**Extracted information**
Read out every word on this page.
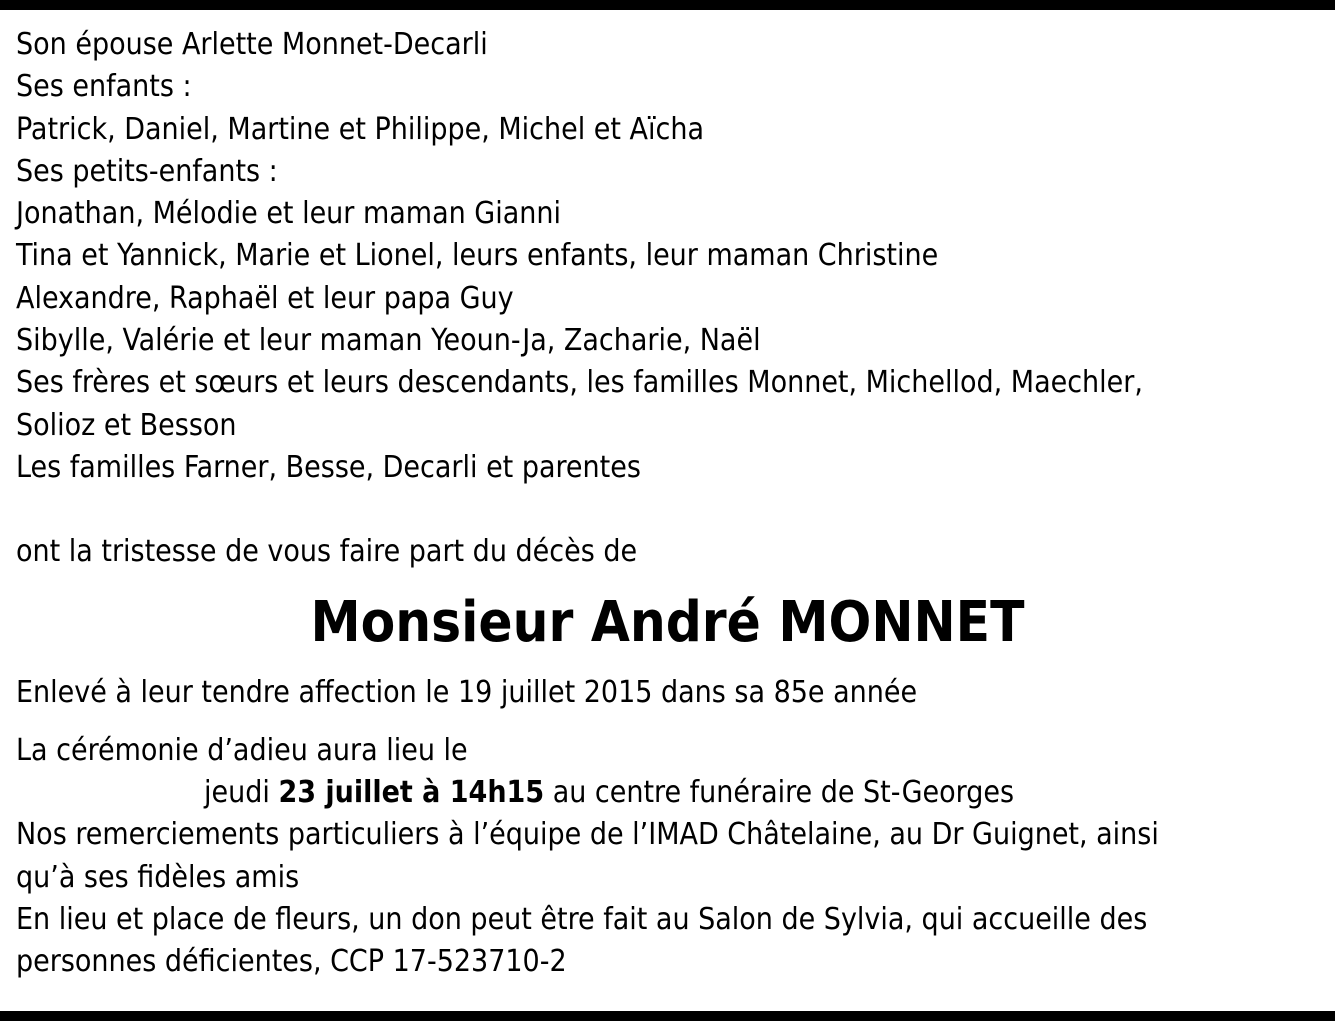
Son épouse Arlette Monnet-Decarli
Ses enfants :
Patrick, Daniel, Martine et Philippe, Michel et Aïcha
Ses petits-enfants :
Jonathan, Mélodie et leur maman Gianni
Tina et Yannick, Marie et Lionel, leurs enfants, leur maman Christine
Alexandre, Raphaël et leur papa Guy
Sibylle, Valérie et leur maman Yeoun-Ja, Zacharie, Naël
Ses frères et sœurs et leurs descendants, les familles Monnet, Michellod, Maechler,
Solioz et Besson
Les familles Farner, Besse, Decarli et parentes
ont la tristesse de vous faire part du décès de
Monsieur André MONNET
Enlevé à leur tendre affection le 19 juillet 2015 dans sa 85e année
La cérémonie d’adieu aura lieu le
jeudi 23 juillet à 14h15 au centre funéraire de St-Georges
Nos remerciements particuliers à l’équipe de l’IMAD Châtelaine, au Dr Guignet, ainsi
qu’à ses fidèles amis
En lieu et place de fleurs, un don peut être fait au Salon de Sylvia, qui accueille des
personnes déficientes, CCP 17-523710-2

**Stated task**
Go through the listing above and return every line where the word "familles" occurs.

**Response to this task**
Ses frères et sœurs et leurs descendants, les familles Monnet, Michellod, Maechler,
Les familles Farner, Besse, Decarli et parentes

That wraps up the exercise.